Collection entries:
──────────
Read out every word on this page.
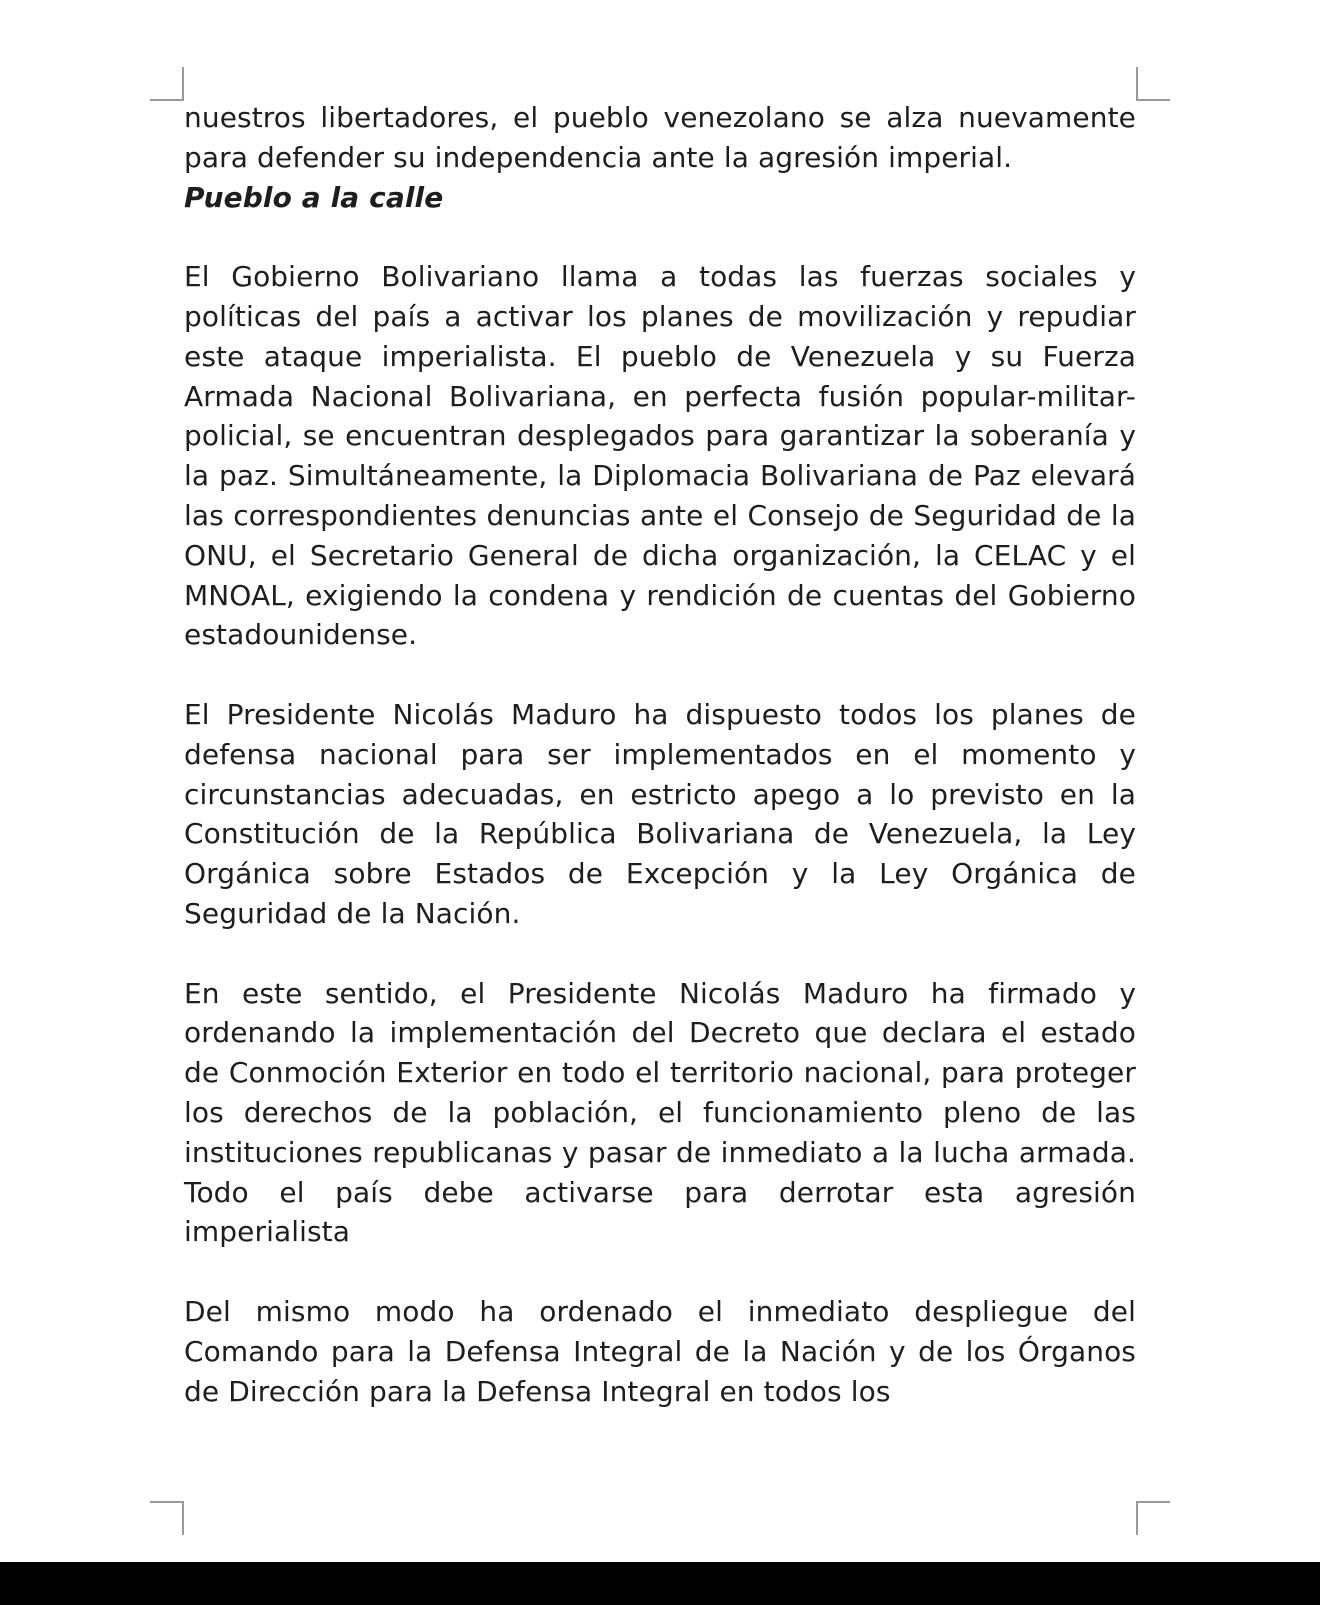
nuestros libertadores, el pueblo venezolano se alza nuevamente para defender su independencia ante la agresión imperial.

Pueblo a la calle

El Gobierno Bolivariano llama a todas las fuerzas sociales y políticas del país a activar los planes de movilización y repudiar este ataque imperialista. El pueblo de Venezuela y su Fuerza Armada Nacional Bolivariana, en perfecta fusión popular-militar-policial, se encuentran desplegados para garantizar la soberanía y la paz. Simultáneamente, la Diplomacia Bolivariana de Paz elevará las correspondientes denuncias ante el Consejo de Seguridad de la ONU, el Secretario General de dicha organización, la CELAC y el MNOAL, exigiendo la condena y rendición de cuentas del Gobierno estadounidense.

El Presidente Nicolás Maduro ha dispuesto todos los planes de defensa nacional para ser implementados en el momento y circunstancias adecuadas, en estricto apego a lo previsto en la Constitución de la República Bolivariana de Venezuela, la Ley Orgánica sobre Estados de Excepción y la Ley Orgánica de Seguridad de la Nación.

En este sentido, el Presidente Nicolás Maduro ha firmado y ordenando la implementación del Decreto que declara el estado de Conmoción Exterior en todo el territorio nacional, para proteger los derechos de la población, el funcionamiento pleno de las instituciones republicanas y pasar de inmediato a la lucha armada. Todo el país debe activarse para derrotar esta agresión imperialista

Del mismo modo ha ordenado el inmediato despliegue del Comando para la Defensa Integral de la Nación y de los Órganos de Dirección para la Defensa Integral en todos los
──────────
**What the exercise asks**
Reproduce the material above in full, exactly, with no images.

**Response below**
Read out every word on this page.
nuestros libertadores, el pueblo venezolano se alza nuevamente para defender su independencia ante la agresión imperial.

Pueblo a la calle

El Gobierno Bolivariano llama a todas las fuerzas sociales y políticas del país a activar los planes de movilización y repudiar este ataque imperialista. El pueblo de Venezuela y su Fuerza Armada Nacional Bolivariana, en perfecta fusión popular-militar-policial, se encuentran desplegados para garantizar la soberanía y la paz. Simultáneamente, la Diplomacia Bolivariana de Paz elevará las correspondientes denuncias ante el Consejo de Seguridad de la ONU, el Secretario General de dicha organización, la CELAC y el MNOAL, exigiendo la condena y rendición de cuentas del Gobierno estadounidense.

El Presidente Nicolás Maduro ha dispuesto todos los planes de defensa nacional para ser implementados en el momento y circunstancias adecuadas, en estricto apego a lo previsto en la Constitución de la República Bolivariana de Venezuela, la Ley Orgánica sobre Estados de Excepción y la Ley Orgánica de Seguridad de la Nación.

En este sentido, el Presidente Nicolás Maduro ha firmado y ordenando la implementación del Decreto que declara el estado de Conmoción Exterior en todo el territorio nacional, para proteger los derechos de la población, el funcionamiento pleno de las instituciones republicanas y pasar de inmediato a la lucha armada. Todo el país debe activarse para derrotar esta agresión imperialista

Del mismo modo ha ordenado el inmediato despliegue del Comando para la Defensa Integral de la Nación y de los Órganos de Dirección para la Defensa Integral en todos los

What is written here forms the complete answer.